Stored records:
□ □ □ □
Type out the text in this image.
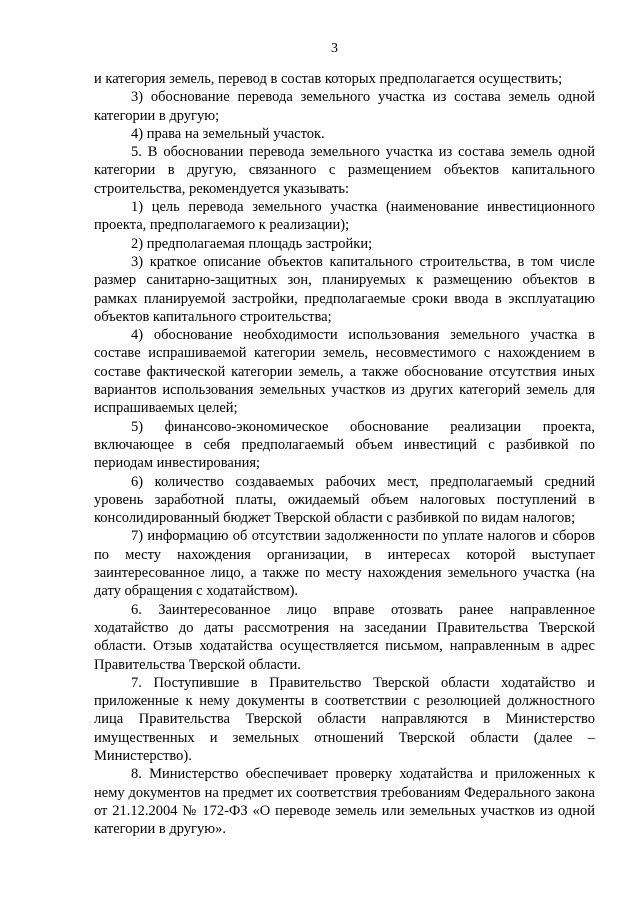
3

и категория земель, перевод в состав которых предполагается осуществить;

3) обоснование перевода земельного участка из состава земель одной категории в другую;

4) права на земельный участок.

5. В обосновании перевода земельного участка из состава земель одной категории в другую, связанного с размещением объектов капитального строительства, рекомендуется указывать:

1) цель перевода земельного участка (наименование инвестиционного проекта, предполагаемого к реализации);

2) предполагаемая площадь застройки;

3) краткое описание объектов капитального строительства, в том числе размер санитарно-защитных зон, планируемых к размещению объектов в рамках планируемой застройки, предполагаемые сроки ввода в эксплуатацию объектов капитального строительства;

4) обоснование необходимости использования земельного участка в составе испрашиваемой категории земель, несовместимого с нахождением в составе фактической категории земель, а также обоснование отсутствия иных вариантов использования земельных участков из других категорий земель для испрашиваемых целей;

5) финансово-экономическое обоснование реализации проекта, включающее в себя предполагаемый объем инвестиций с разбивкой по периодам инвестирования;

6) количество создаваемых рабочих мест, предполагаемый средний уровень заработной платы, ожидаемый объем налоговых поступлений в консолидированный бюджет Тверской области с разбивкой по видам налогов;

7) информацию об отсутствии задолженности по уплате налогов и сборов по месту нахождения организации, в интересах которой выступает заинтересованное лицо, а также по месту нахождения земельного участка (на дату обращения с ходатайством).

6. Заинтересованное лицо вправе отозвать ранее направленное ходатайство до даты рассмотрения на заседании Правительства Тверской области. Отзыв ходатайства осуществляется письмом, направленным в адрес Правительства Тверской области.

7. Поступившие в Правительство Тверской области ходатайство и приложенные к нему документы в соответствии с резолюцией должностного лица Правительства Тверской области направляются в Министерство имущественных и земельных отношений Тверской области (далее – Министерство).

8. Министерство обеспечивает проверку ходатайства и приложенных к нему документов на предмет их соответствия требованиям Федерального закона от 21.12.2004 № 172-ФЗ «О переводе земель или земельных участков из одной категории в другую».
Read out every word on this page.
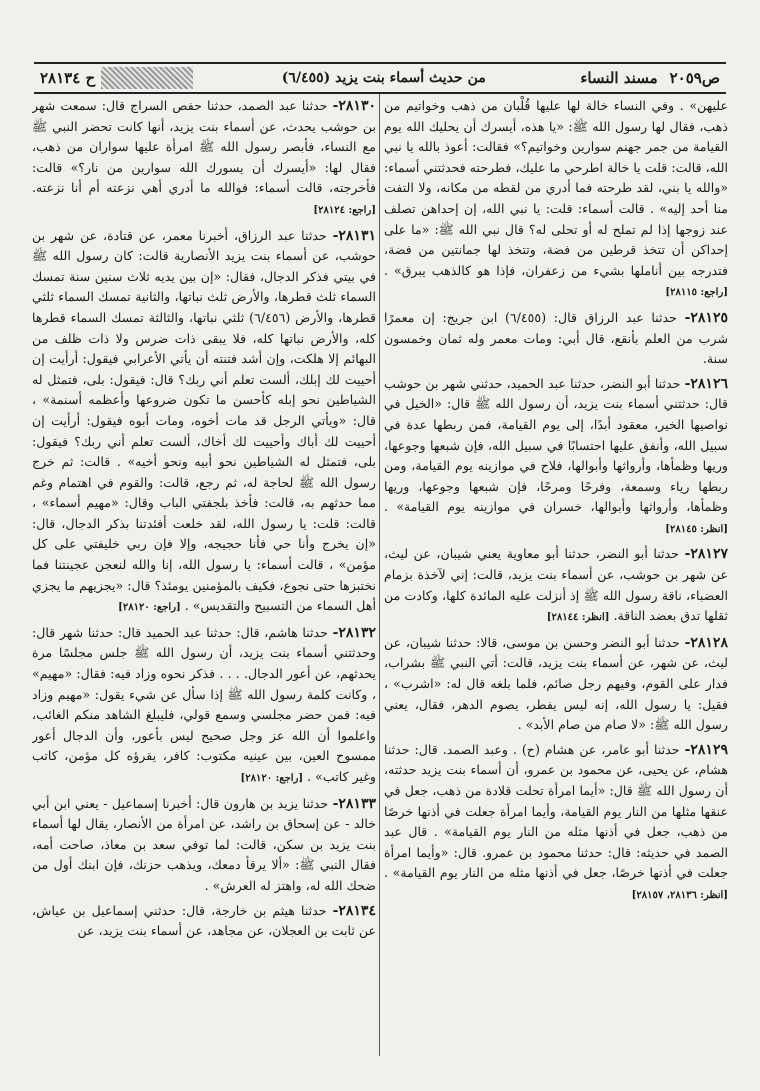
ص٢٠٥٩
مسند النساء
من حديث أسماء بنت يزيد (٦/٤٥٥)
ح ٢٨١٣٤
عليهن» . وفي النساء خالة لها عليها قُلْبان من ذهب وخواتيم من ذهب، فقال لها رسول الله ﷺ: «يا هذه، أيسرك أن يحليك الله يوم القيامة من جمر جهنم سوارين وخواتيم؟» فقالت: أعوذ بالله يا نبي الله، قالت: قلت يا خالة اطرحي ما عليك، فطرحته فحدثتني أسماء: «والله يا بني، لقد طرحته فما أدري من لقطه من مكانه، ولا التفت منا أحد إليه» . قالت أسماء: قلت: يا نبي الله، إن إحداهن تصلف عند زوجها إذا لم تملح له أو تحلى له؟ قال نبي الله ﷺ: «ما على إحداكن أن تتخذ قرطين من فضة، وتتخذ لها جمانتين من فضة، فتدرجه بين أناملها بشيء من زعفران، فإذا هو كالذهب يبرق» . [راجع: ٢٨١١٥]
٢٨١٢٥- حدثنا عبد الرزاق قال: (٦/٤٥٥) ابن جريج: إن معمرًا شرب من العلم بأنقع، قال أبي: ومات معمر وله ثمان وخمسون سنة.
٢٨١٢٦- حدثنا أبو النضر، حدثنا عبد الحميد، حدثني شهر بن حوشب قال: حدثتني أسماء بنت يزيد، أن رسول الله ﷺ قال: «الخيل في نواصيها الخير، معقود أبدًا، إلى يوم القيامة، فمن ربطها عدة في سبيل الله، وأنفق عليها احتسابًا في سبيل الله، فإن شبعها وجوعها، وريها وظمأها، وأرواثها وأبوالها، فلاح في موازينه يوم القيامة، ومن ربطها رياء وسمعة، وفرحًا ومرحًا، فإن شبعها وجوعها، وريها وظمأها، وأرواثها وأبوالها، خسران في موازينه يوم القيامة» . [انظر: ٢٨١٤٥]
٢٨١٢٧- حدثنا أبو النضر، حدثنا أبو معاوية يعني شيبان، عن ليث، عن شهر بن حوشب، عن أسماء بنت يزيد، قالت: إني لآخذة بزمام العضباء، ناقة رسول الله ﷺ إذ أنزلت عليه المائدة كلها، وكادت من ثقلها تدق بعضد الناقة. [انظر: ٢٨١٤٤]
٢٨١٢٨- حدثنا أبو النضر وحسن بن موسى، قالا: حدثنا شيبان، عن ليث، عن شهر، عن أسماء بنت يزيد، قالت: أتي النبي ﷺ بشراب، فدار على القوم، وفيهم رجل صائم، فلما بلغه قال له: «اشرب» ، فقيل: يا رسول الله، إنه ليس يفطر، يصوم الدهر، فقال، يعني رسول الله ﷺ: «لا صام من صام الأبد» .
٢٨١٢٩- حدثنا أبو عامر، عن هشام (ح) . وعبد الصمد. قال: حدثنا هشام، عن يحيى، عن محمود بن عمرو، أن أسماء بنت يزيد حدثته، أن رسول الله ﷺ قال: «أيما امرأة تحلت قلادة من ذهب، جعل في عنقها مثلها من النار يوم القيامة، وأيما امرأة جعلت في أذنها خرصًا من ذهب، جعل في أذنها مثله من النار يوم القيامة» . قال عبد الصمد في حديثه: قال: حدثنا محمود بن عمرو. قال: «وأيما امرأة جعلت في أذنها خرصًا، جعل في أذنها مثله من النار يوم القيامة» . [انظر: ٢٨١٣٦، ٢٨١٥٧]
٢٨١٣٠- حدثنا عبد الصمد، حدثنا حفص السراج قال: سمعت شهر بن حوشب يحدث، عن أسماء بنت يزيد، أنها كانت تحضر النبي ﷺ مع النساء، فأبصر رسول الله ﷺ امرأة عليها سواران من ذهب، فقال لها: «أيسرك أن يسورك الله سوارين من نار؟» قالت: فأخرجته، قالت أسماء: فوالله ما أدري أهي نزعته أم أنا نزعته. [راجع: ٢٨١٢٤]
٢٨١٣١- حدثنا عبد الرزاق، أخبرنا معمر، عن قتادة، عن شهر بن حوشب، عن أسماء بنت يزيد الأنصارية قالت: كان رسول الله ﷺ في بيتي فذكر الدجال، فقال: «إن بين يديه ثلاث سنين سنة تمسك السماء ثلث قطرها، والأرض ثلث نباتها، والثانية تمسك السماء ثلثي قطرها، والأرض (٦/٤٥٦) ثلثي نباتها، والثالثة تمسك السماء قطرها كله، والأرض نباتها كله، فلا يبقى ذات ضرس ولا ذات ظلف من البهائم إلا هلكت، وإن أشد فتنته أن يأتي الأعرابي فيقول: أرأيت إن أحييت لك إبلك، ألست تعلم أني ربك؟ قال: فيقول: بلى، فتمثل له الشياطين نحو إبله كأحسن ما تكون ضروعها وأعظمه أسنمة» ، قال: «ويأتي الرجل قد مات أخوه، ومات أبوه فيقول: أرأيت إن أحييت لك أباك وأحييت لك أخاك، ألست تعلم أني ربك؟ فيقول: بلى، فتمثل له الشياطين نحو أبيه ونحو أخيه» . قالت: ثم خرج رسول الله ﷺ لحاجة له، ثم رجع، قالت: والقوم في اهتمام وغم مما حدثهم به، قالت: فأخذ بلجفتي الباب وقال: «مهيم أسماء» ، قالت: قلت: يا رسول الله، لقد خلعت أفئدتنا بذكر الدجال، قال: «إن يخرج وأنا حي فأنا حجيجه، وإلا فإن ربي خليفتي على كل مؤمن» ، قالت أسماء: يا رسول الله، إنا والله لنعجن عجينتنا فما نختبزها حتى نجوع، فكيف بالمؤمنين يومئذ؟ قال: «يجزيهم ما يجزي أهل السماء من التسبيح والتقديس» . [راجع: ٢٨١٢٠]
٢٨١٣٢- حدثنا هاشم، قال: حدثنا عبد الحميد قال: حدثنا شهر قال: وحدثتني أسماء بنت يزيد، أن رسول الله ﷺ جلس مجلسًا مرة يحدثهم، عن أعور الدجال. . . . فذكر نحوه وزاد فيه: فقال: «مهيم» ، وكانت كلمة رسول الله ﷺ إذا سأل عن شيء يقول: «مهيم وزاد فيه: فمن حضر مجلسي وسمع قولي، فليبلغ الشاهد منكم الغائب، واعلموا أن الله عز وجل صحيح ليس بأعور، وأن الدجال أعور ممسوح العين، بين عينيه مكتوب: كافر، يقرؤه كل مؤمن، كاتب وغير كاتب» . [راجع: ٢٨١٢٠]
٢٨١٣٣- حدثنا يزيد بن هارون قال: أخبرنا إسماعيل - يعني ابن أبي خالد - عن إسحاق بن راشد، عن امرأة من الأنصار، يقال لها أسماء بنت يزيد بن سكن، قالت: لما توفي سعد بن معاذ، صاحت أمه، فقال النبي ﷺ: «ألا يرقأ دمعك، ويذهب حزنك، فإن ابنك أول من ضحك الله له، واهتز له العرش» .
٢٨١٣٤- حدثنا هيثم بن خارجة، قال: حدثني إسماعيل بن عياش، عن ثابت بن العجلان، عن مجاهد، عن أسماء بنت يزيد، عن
□ □ □ □
Set task -
Search the data for "застройки". Copy every matching line.

Complete response -
2) предполагаемая площадь застройки;
3) краткое описание объектов капитального строительства, в том числе размер санитарно-защитных зон, планируемых к размещению объектов в рамках планируемой застройки, предполагаемые сроки ввода в эксплуатацию объектов капитального строительства;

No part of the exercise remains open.